* begin Input rows *

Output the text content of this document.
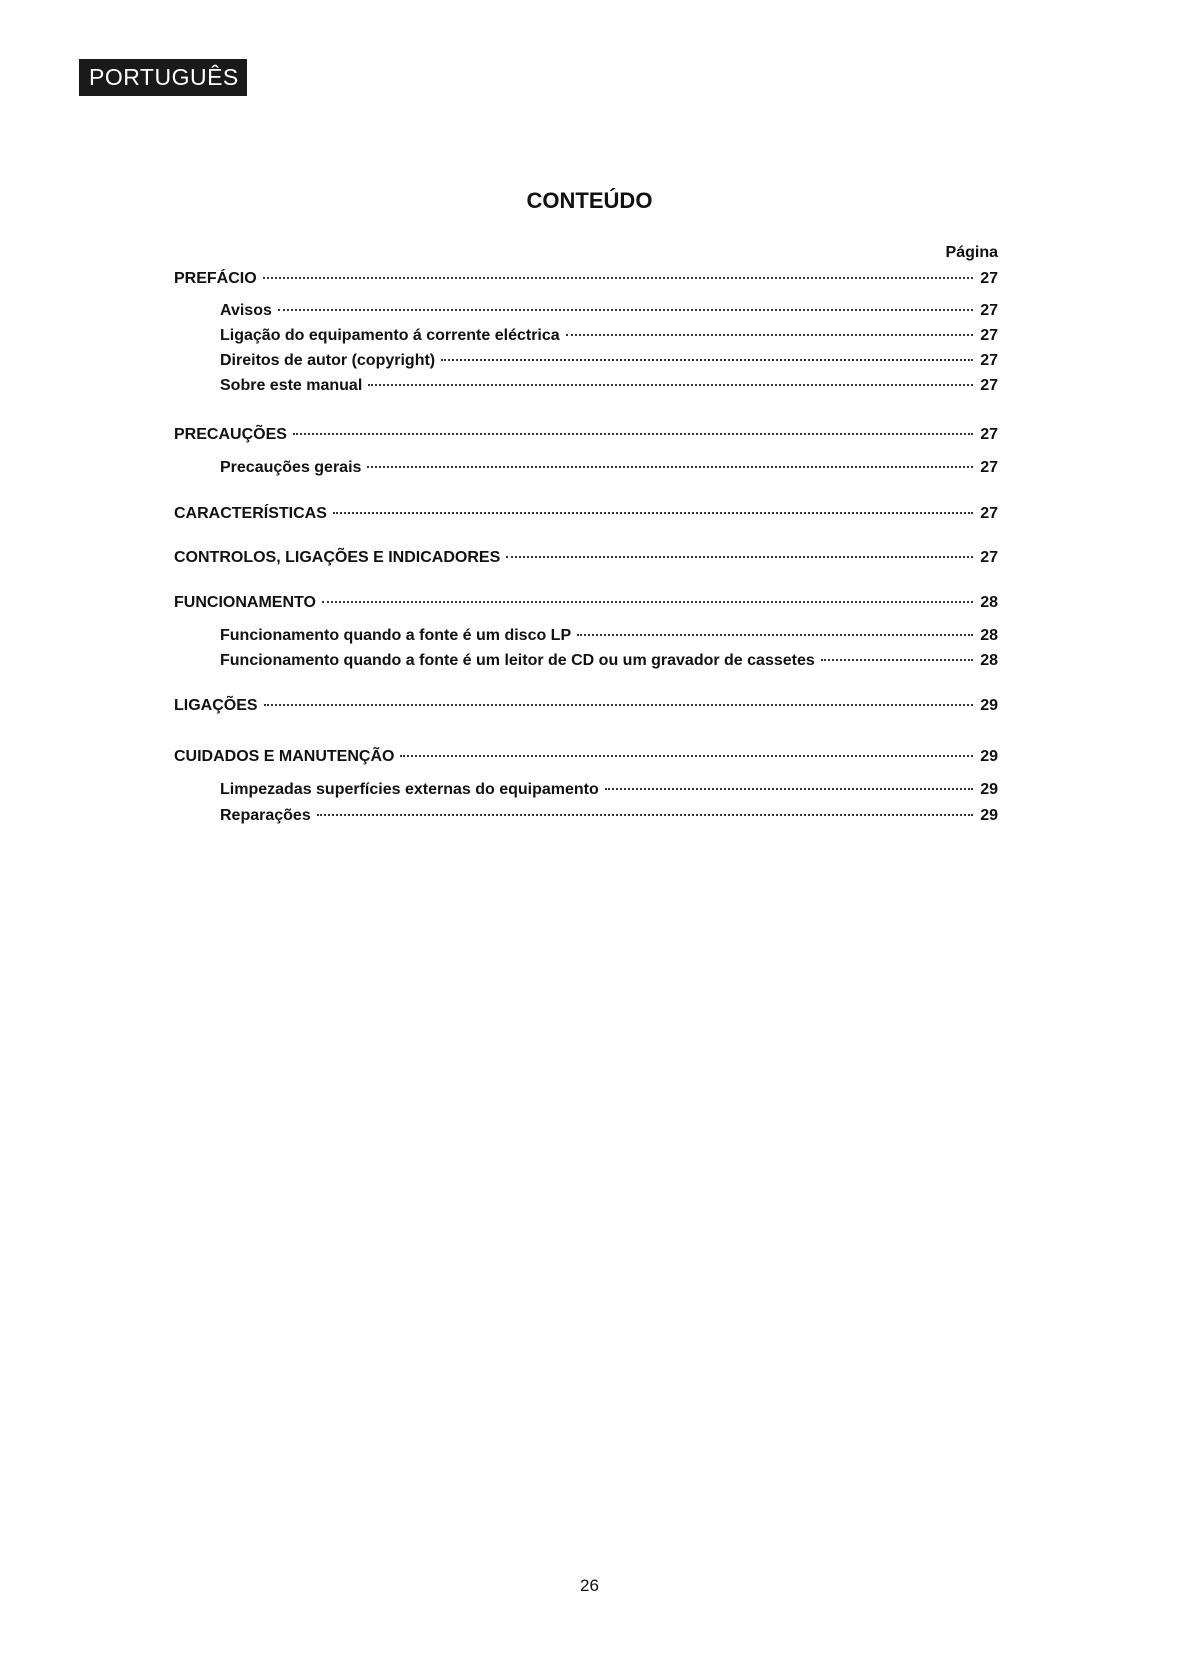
PORTUGUÊS
CONTEÚDO
Página
PREFÁCIO	27
Avisos	27
Ligação do equipamento á corrente eléctrica	27
Direitos de autor (copyright)	27
Sobre este manual	27
PRECAUÇÕES	27
Precauções gerais	27
CARACTERÍSTICAS	27
CONTROLOS, LIGAÇÕES E INDICADORES	27
FUNCIONAMENTO	28
Funcionamento quando a fonte é um disco LP	28
Funcionamento quando a fonte é um leitor de CD ou um gravador de cassetes	28
LIGAÇÕES	29
CUIDADOS E MANUTENÇÃO	29
Limpezadas superfícies externas do equipamento	29
Reparações	29
26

* end Input rows *

Work to do
Extract all the data above exactly, excluding every picture.

The result
Output the text content of this document.
PORTUGUÊS
CONTEÚDO
Página
PREFÁCIO	27
Avisos	27
Ligação do equipamento á corrente eléctrica	27
Direitos de autor (copyright)	27
Sobre este manual	27
PRECAUÇÕES	27
Precauções gerais	27
CARACTERÍSTICAS	27
CONTROLOS, LIGAÇÕES E INDICADORES	27
FUNCIONAMENTO	28
Funcionamento quando a fonte é um disco LP	28
Funcionamento quando a fonte é um leitor de CD ou um gravador de cassetes	28
LIGAÇÕES	29
CUIDADOS E MANUTENÇÃO	29
Limpezadas superfícies externas do equipamento	29
Reparações	29
26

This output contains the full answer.